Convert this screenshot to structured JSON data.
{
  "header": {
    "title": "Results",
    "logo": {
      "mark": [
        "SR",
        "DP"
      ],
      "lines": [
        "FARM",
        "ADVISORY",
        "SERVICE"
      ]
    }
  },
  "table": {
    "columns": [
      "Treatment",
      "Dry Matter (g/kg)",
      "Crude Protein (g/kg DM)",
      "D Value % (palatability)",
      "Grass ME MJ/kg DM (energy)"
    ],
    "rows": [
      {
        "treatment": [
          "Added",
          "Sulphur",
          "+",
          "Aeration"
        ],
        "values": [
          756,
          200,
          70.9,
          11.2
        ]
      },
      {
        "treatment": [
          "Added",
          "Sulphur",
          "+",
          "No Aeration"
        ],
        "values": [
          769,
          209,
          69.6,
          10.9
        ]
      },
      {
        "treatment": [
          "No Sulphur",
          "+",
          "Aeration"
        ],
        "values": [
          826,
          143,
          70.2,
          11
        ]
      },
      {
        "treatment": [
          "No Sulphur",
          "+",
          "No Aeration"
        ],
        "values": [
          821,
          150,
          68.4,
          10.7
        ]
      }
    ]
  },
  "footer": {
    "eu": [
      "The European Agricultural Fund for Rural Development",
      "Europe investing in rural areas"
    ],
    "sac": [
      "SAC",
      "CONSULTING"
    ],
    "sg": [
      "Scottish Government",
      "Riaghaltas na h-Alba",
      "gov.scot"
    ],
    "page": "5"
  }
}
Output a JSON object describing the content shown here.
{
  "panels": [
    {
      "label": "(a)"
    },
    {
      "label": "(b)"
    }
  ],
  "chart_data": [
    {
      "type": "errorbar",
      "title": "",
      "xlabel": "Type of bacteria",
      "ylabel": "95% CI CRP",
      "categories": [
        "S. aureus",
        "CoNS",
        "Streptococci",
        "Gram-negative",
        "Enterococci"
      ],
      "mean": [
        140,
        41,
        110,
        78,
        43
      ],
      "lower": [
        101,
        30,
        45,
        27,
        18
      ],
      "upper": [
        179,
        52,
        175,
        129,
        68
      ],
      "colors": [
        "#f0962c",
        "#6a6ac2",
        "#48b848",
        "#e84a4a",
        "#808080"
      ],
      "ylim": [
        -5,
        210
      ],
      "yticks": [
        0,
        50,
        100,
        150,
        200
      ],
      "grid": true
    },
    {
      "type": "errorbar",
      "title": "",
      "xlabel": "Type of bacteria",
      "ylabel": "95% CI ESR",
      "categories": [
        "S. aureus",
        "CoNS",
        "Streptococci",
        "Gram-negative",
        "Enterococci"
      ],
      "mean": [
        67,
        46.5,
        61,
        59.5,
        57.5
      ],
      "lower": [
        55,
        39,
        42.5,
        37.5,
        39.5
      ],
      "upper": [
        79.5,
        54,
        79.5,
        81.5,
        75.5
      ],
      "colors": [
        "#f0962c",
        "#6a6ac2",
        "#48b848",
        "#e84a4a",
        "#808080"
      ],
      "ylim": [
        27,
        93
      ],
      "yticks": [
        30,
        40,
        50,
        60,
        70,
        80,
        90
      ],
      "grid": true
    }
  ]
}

▶ [What needs to be done] Set down the listing above in its entirety, exactly as written.

▶ [Output of the exercise]
Convert this screenshot to structured JSON data.
{
  "header": {
    "title": "Results",
    "logo": {
      "mark": [
        "SR",
        "DP"
      ],
      "lines": [
        "FARM",
        "ADVISORY",
        "SERVICE"
      ]
    }
  },
  "table": {
    "columns": [
      "Treatment",
      "Dry Matter (g/kg)",
      "Crude Protein (g/kg DM)",
      "D Value % (palatability)",
      "Grass ME MJ/kg DM (energy)"
    ],
    "rows": [
      {
        "treatment": [
          "Added",
          "Sulphur",
          "+",
          "Aeration"
        ],
        "values": [
          756,
          200,
          70.9,
          11.2
        ]
      },
      {
        "treatment": [
          "Added",
          "Sulphur",
          "+",
          "No Aeration"
        ],
        "values": [
          769,
          209,
          69.6,
          10.9
        ]
      },
      {
        "treatment": [
          "No Sulphur",
          "+",
          "Aeration"
        ],
        "values": [
          826,
          143,
          70.2,
          11
        ]
      },
      {
        "treatment": [
          "No Sulphur",
          "+",
          "No Aeration"
        ],
        "values": [
          821,
          150,
          68.4,
          10.7
        ]
      }
    ]
  },
  "footer": {
    "eu": [
      "The European Agricultural Fund for Rural Development",
      "Europe investing in rural areas"
    ],
    "sac": [
      "SAC",
      "CONSULTING"
    ],
    "sg": [
      "Scottish Government",
      "Riaghaltas na h-Alba",
      "gov.scot"
    ],
    "page": "5"
  }
}
Output a JSON object describing the content shown here.
{
  "panels": [
    {
      "label": "(a)"
    },
    {
      "label": "(b)"
    }
  ],
  "chart_data": [
    {
      "type": "errorbar",
      "title": "",
      "xlabel": "Type of bacteria",
      "ylabel": "95% CI CRP",
      "categories": [
        "S. aureus",
        "CoNS",
        "Streptococci",
        "Gram-negative",
        "Enterococci"
      ],
      "mean": [
        140,
        41,
        110,
        78,
        43
      ],
      "lower": [
        101,
        30,
        45,
        27,
        18
      ],
      "upper": [
        179,
        52,
        175,
        129,
        68
      ],
      "colors": [
        "#f0962c",
        "#6a6ac2",
        "#48b848",
        "#e84a4a",
        "#808080"
      ],
      "ylim": [
        -5,
        210
      ],
      "yticks": [
        0,
        50,
        100,
        150,
        200
      ],
      "grid": true
    },
    {
      "type": "errorbar",
      "title": "",
      "xlabel": "Type of bacteria",
      "ylabel": "95% CI ESR",
      "categories": [
        "S. aureus",
        "CoNS",
        "Streptococci",
        "Gram-negative",
        "Enterococci"
      ],
      "mean": [
        67,
        46.5,
        61,
        59.5,
        57.5
      ],
      "lower": [
        55,
        39,
        42.5,
        37.5,
        39.5
      ],
      "upper": [
        79.5,
        54,
        79.5,
        81.5,
        75.5
      ],
      "colors": [
        "#f0962c",
        "#6a6ac2",
        "#48b848",
        "#e84a4a",
        "#808080"
      ],
      "ylim": [
        27,
        93
      ],
      "yticks": [
        30,
        40,
        50,
        60,
        70,
        80,
        90
      ],
      "grid": true
    }
  ]
}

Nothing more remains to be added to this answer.